**Set tasks:**
**1)** Do these statements agree with the Klamath River article? (a) The Keno and Link River dams are hydropower dams. (b) Controlled or cultural burns were outlawed in 1850. (c) Debris flow from the McKinney Fire killed thousands of fish. Answer each with yes or no and quote the deciding words.
**2)** According to Buettner in the Klamath River article, what does the Keno dam need?
**3)** Please continue the Klamath River article from its last sentence.

**Document segment:**
• • • •
There are still two smaller dams in the upper Klamath River in Oregon: the Keno and Link River dams. These aren’t hydropower dams, unlike the four that were removed; they provide flood control and water for agriculture, and there’s currently no plan to remove them.
“I want to emphasize that we’re happy that salmon will be back, but we’re not really ready for them,” Buettner adds. “Sure, the fish have free access to the upper basin, but the upper basin habitats aren’t optimal. Young fish could be diverted into irrigation diversions. The Keno dam needs a new fish ladder.”
As I pass through Karuk territory in late August, traveling west toward the ocean, the air is heavy with smoke and fire crews pass regularly in their trucks, serving as a stark reminder of the work that still lies ahead. This includes addressing more than 150 years of colonial fire suppression practices, Reed says.
“When settlers first arrived in the Klamath region of what is now Northern California, they found forests with enormous trees, wooden homes and structures, acorn orchards, abundant plants, berries, fish, wildlife and clean water. All of it was made possible by Indigenous peoples’ frequent use of fire on the landscape,” Russel Attebery, chair of the Karuk Tribe, writes in a opinion piece for news outlet CalMatters. “California is not just fire-adapted, it is fire dependent.”
However, these controlled or cultural burns were outlawed in 1850 and are still “unjustly criminalized,” Attebery writes. The lack of prescribed burns, coupled with warmer and drier conditions from climate change, has led to more severe and frequent wildfires.
Wildfires are taking a toll on the Klamath River. Debris flow from last year’s McKinney Fire killed thousands of fish. Fires can heat up the river, making it too warm for cold-water fish like salmon. They also send silt and ash into the water, which can choke fish and smother their eggs. Sometimes, the erosion from fires even changes the river’s path. The ecosystem evolved with fire, but not at the frequency and severity of modern fires.
Reed and other traditional fire practitioners are being asked by academics and fire-management agencies to advise on traditional burning practices, and restore balance.
The irony of Native peoples being asked to consult on how to restore the land that was stolen from them isn’t lost on Reed. “I think we’re leading the nation with teaching cultural fire, through a faith-based process and hopefully this co-production of knowledge,” he says. But, he adds, “it’s kind of like, OK, they took our gold, they took our timber, they took everything, and they’re still taking our knowledge.”
• • • •
**Record set:**
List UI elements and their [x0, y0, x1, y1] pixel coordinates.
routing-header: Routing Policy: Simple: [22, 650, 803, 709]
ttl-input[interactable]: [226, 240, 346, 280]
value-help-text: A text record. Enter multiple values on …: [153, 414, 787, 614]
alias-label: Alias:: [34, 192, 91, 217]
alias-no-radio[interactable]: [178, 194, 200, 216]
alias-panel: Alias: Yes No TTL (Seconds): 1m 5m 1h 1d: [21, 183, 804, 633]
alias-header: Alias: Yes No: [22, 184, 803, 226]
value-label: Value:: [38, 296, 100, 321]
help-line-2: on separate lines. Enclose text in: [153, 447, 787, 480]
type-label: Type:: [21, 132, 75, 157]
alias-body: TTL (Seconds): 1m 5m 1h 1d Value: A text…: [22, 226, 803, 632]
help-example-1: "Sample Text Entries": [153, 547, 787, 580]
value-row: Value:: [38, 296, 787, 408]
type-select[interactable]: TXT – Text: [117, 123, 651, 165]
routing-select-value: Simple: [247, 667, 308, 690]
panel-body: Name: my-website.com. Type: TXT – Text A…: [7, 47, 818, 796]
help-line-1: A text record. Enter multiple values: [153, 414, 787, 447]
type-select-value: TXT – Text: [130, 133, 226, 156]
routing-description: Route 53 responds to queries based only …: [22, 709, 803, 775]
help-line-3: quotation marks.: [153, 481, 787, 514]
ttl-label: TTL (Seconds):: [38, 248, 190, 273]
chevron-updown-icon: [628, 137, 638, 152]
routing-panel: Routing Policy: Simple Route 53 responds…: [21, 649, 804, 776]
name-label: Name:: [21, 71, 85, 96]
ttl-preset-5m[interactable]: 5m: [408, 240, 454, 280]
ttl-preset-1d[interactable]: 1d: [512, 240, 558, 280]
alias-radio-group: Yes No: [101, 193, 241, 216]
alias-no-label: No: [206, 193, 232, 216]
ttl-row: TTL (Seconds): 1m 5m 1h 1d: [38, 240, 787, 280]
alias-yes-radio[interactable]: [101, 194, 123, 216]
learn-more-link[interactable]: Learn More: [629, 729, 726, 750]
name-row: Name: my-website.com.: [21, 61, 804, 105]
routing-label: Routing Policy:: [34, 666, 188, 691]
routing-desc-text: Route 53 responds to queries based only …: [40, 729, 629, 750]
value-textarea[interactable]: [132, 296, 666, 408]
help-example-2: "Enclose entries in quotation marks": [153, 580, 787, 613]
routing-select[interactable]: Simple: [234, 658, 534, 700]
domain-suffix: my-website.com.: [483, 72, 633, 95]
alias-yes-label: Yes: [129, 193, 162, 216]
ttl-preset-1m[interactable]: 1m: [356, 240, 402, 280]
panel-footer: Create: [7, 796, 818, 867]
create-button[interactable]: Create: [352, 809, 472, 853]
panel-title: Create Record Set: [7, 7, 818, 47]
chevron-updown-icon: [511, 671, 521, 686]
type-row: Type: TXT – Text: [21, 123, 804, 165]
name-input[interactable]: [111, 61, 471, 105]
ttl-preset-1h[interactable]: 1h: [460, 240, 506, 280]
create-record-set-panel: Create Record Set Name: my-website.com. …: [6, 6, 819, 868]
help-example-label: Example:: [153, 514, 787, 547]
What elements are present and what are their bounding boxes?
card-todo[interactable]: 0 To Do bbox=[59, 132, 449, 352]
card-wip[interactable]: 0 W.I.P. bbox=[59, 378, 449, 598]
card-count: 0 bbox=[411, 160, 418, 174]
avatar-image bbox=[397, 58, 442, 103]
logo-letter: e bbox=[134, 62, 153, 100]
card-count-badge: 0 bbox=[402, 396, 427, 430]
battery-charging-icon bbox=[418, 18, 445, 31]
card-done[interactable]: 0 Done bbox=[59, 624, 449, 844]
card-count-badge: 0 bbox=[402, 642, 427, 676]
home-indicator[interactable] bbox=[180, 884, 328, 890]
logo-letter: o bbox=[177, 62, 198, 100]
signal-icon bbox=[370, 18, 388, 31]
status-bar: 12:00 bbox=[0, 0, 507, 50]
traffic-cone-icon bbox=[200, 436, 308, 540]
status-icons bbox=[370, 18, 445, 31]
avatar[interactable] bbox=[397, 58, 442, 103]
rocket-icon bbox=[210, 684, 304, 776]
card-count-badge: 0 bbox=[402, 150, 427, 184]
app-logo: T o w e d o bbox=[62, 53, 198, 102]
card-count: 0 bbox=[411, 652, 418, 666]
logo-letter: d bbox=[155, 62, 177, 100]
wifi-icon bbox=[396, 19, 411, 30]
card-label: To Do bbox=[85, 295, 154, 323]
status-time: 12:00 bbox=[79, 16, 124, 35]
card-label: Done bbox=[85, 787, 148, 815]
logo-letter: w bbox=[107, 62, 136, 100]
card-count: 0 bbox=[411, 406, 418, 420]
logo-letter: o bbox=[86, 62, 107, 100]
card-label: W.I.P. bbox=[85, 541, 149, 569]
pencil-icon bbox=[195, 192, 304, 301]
• • • •
**Answers for this exercise:**
**1)**
(a) No: "These aren’t hydropower dams, unlike the four that were removed"
(b) Yes: "these controlled or cultural burns were outlawed in 1850"
(c) Yes: "Debris flow from last year’s McKinney Fire killed thousands of fish."

**2)** A new fish ladder.

**3)**
A cautionary tale
Many of the people I speak to cast the story of the Klamath dams as one of hope, but also as a cautionary tale for regions around the world considering large-scale dam projects.
While dams can provide benefits such as hydropower and water storage, they also levy significant environmental and social costs. Moreover, all dams have a finite lifespan, and their eventual removal is an expensive and complex process that planners often ignore.
“Dams were never meant to be pyramids,” says Ann Willis, California director of the NGO American Rivers. “They’re just infrastructure, and eventually, infrastructure ages. You can either be proactive about repairing, retrofitting or removing it, or you can deal with the far greater costs of a catastrophic failure after it happens. But there’s no question that one day it will fail.”
In many parts of the world, large dam projects are still being proposed and constructed. The lessons from the Klamath suggest these projects should be approached with caution, with full consideration given to long-term environmental and social impacts, as well as the inevitable costs of decommissioning at the end of the dam’s lifespan.
“No single agency is responsible for removing a dam, and [there’s] no requirement for dam owners to save funds for its removal,” Willis says. “The process of removing obsolete, disintegrating dams can take decades while people navigate a web of bureaucracy and look for funding. As time goes on, the risk of failure increases, which is incredibly dangerous as most dams would cause significant loss of human life and economic damage if they failed.”
As of February 2024, more than 2,000 dams have been removed across the U.S., most of them in the past 25 years, according to American Rivers. But more than 92,000 remain standing. Willis says she hopes the success of the Klamath dams’ removal and restoration project can serve as a blueprint for similar efforts around the world.
“The Klamath is significant not only because it is the biggest dam removal and river restoration effort in history, but because it shows that we can work towards righting historic wrongs and make big, bold dreams a reality for our rivers and communities,” Willis says. “Dam removal is the best way to bring a river back to life.”
‘Anything is possible now’
Amid the world’s tallest trees, where the Klamath River meets the Pacific Ocean, the annual Yurok Salmon Festival is in full swing when I arrive. On the main street, outside the Yurok Tribal Headquarters in the town of Klamath, California, dozens of booths are selling arts and crafts. There’s music, dancing, games, and a palpable sense of joy in the air.
But something’s missing this year: The salmon. Due to low numbers, both tribal and commercial fishing have been suspended this year.
Despite this absence, attendees express hope and a sense that change is coming. “We are delighted about the dam removal and hope for the return of the salmon,” says Yurok artist Paula Carrol. “We are salmon people. Without salmon, who are we?”
“This is still a celebration,” Thompson says, “and anything is possible now.”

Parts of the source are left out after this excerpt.